Data records

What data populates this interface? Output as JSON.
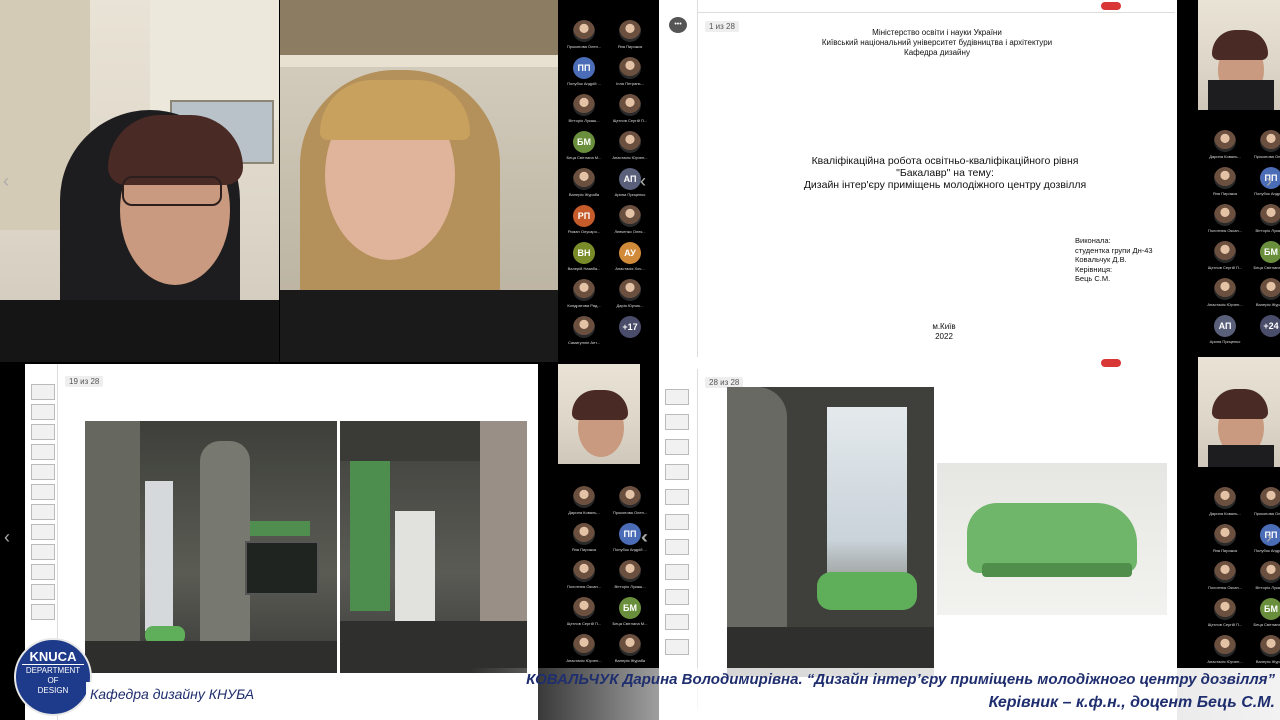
{
  "video_tiles": {
    "teacher": "",
    "student": ""
  },
  "panel_left_top": [
    {
      "initials": "",
      "name": "Прокопова Олен..."
    },
    {
      "initials": "",
      "name": "Яна Пирожок"
    },
    {
      "initials": "ПП",
      "name": "Полубок Андрій ...",
      "color": "#4b6cb7"
    },
    {
      "initials": "",
      "name": "Ілля Петрань..."
    },
    {
      "initials": "",
      "name": "Вітторіо Лукаш..."
    },
    {
      "initials": "",
      "name": "Щеглов Сергій П..."
    },
    {
      "initials": "БМ",
      "name": "Беца Світлана М...",
      "color": "#6a8f3c"
    },
    {
      "initials": "",
      "name": "Анастасія Юрчен..."
    },
    {
      "initials": "",
      "name": "Валерія Жураба"
    },
    {
      "initials": "АП",
      "name": "Арина Прицепко",
      "color": "#5a5f7a"
    },
    {
      "initials": "РП",
      "name": "Роман Олусаро...",
      "color": "#c55a2a"
    },
    {
      "initials": "",
      "name": "Левченко Олек..."
    },
    {
      "initials": "ВН",
      "name": "Валерій Назаба...",
      "color": "#7a8c2a"
    },
    {
      "initials": "АУ",
      "name": "Анастасія Хоч...",
      "color": "#d08a3a"
    },
    {
      "initials": "",
      "name": "Кондратова Рад..."
    },
    {
      "initials": "",
      "name": "Дарія Юрчик..."
    },
    {
      "initials": "",
      "name": "Самигуллін Ант..."
    },
    {
      "initials": "+17",
      "name": "",
      "color": "#4a4d6a"
    }
  ],
  "panel_right_top": [
    {
      "initials": "",
      "name": "Дарина Коваль..."
    },
    {
      "initials": "",
      "name": "Прокопова Олен..."
    },
    {
      "initials": "",
      "name": "Яна Пирожок"
    },
    {
      "initials": "ПП",
      "name": "Полубок Андрій ...",
      "color": "#4b6cb7"
    },
    {
      "initials": "",
      "name": "Полотнюк Оксан..."
    },
    {
      "initials": "",
      "name": "Вітторіо Лукаш..."
    },
    {
      "initials": "",
      "name": "Щеглов Сергій П..."
    },
    {
      "initials": "БМ",
      "name": "Беца Світлана М...",
      "color": "#6a8f3c"
    },
    {
      "initials": "",
      "name": "Анастасія Юрчен..."
    },
    {
      "initials": "",
      "name": "Валерія Жураба"
    },
    {
      "initials": "АП",
      "name": "Арина Прицепко",
      "color": "#5a5f7a"
    },
    {
      "initials": "+24",
      "name": "",
      "color": "#4a4d6a"
    }
  ],
  "panel_left_bottom": [
    {
      "initials": "",
      "name": "Дарина Коваль..."
    },
    {
      "initials": "",
      "name": "Прокопова Олен..."
    },
    {
      "initials": "",
      "name": "Яна Пирожок"
    },
    {
      "initials": "ПП",
      "name": "Полубок Андрій ...",
      "color": "#4b6cb7"
    },
    {
      "initials": "",
      "name": "Полотнюк Оксан..."
    },
    {
      "initials": "",
      "name": "Вітторіо Лукаш..."
    },
    {
      "initials": "",
      "name": "Щеглов Сергій П..."
    },
    {
      "initials": "БМ",
      "name": "Беца Світлана М...",
      "color": "#6a8f3c"
    },
    {
      "initials": "",
      "name": "Анастасія Юрчен..."
    },
    {
      "initials": "",
      "name": "Валерія Жураба"
    }
  ],
  "panel_right_bottom": [
    {
      "initials": "",
      "name": "Дарина Коваль..."
    },
    {
      "initials": "",
      "name": "Прокопова Олен..."
    },
    {
      "initials": "",
      "name": "Яна Пирожок"
    },
    {
      "initials": "ПП",
      "name": "Полубок Андрій ...",
      "color": "#4b6cb7"
    },
    {
      "initials": "",
      "name": "Полотнюк Оксан..."
    },
    {
      "initials": "",
      "name": "Вітторіо Лукаш..."
    },
    {
      "initials": "",
      "name": "Щеглов Сергій П..."
    },
    {
      "initials": "БМ",
      "name": "Беца Світлана М...",
      "color": "#6a8f3c"
    },
    {
      "initials": "",
      "name": "Анастасія Юрчен..."
    },
    {
      "initials": "",
      "name": "Валерія Жураба"
    }
  ],
  "slide1": {
    "page": "1 из 28",
    "ministry": "Міністерство освіти і науки України",
    "university": "Київський національний університет будівництва і архітектури",
    "department": "Кафедра дизайну",
    "title1": "Кваліфікаційна робота освітньо-кваліфікаційного рівня",
    "title2": "\"Бакалавр\" на тему:",
    "title3": "Дизайн інтер'єру приміщень молодіжного центру дозвілля",
    "info1": "Виконала:",
    "info2": "студентка групи Дн-43",
    "info3": "Ковальчук Д.В.",
    "info4": "Керівниця:",
    "info5": "Бець С.М.",
    "city": "м.Київ",
    "year": "2022"
  },
  "slide19": {
    "page": "19 из 28"
  },
  "slide28": {
    "page": "28 из 28"
  },
  "logo": {
    "line1": "KNUCA",
    "line2": "DEPARTMENT",
    "line3": "OF",
    "line4": "DESIGN"
  },
  "caption_left": "Кафедра дизайну КНУБА",
  "caption_right_1": "КОВАЛЬЧУК Дарина Володимирівна. “Дизайн інтер’єру приміщень молодіжного центру дозвілля”",
  "caption_right_2": "Керівник – к.ф.н., доцент Бець С.М."
}
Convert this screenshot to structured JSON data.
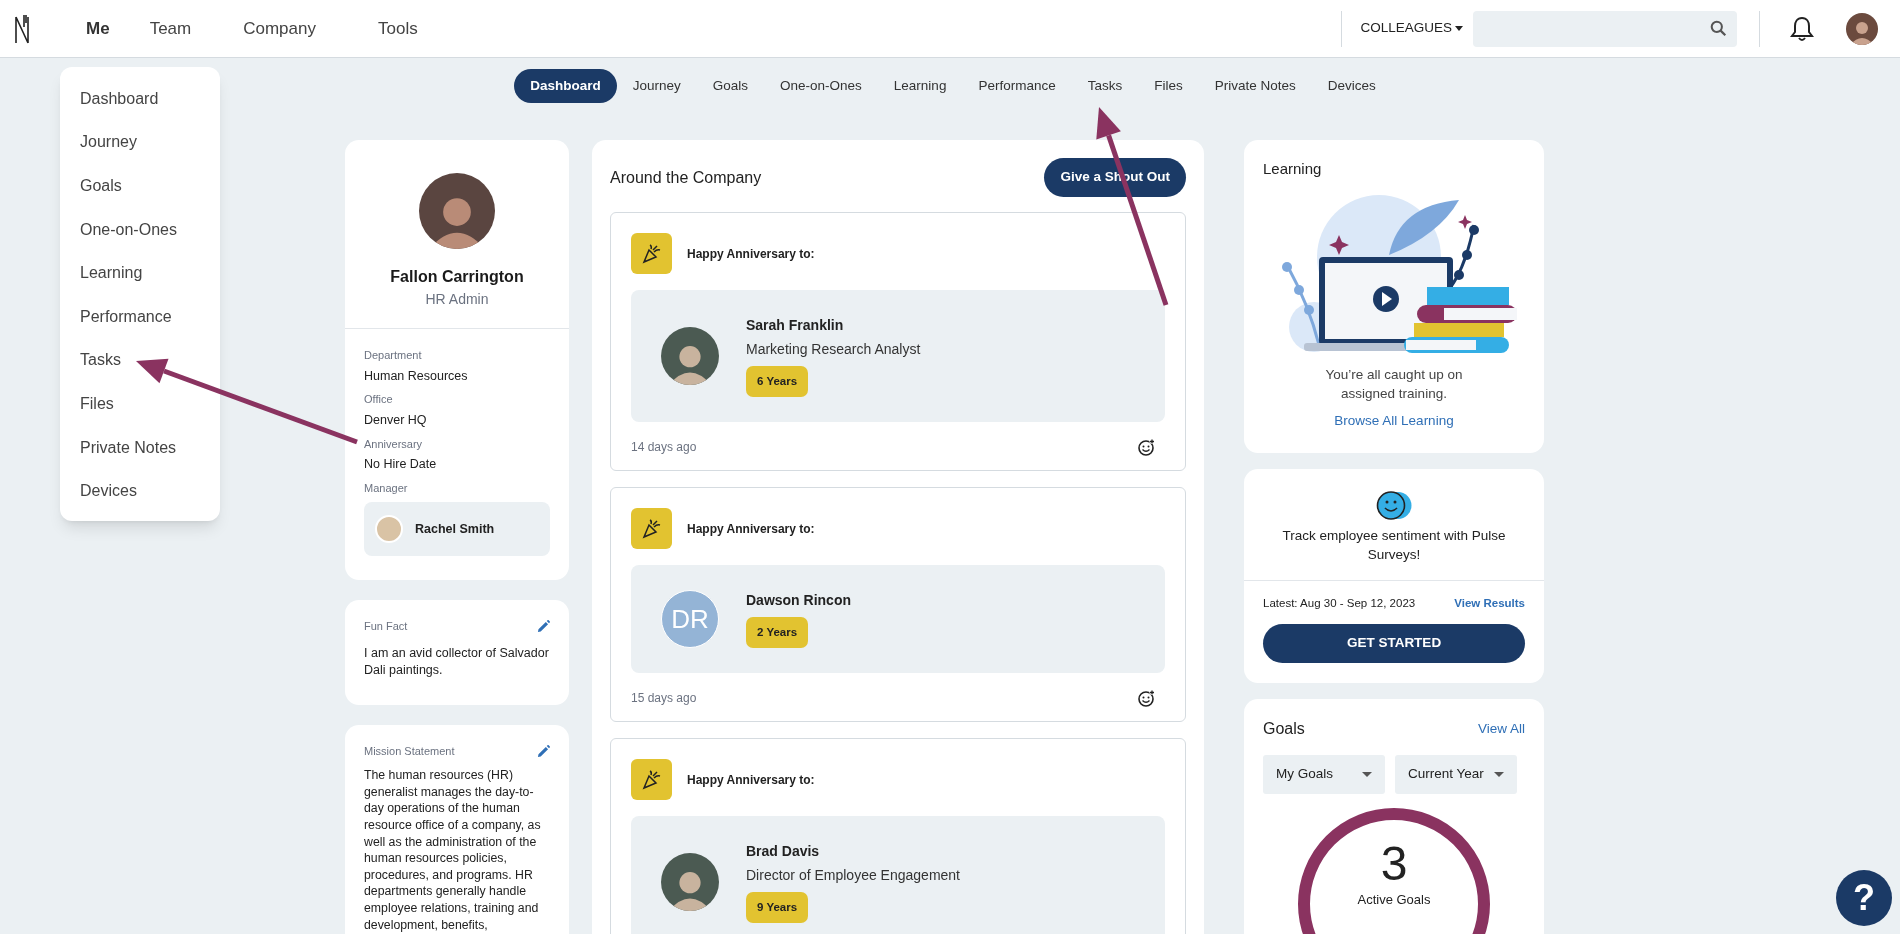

● **What needs to be done**: Count how many lines in the data above hold the string "Кафедра", and give the number with no other words.

● **The solution**: 2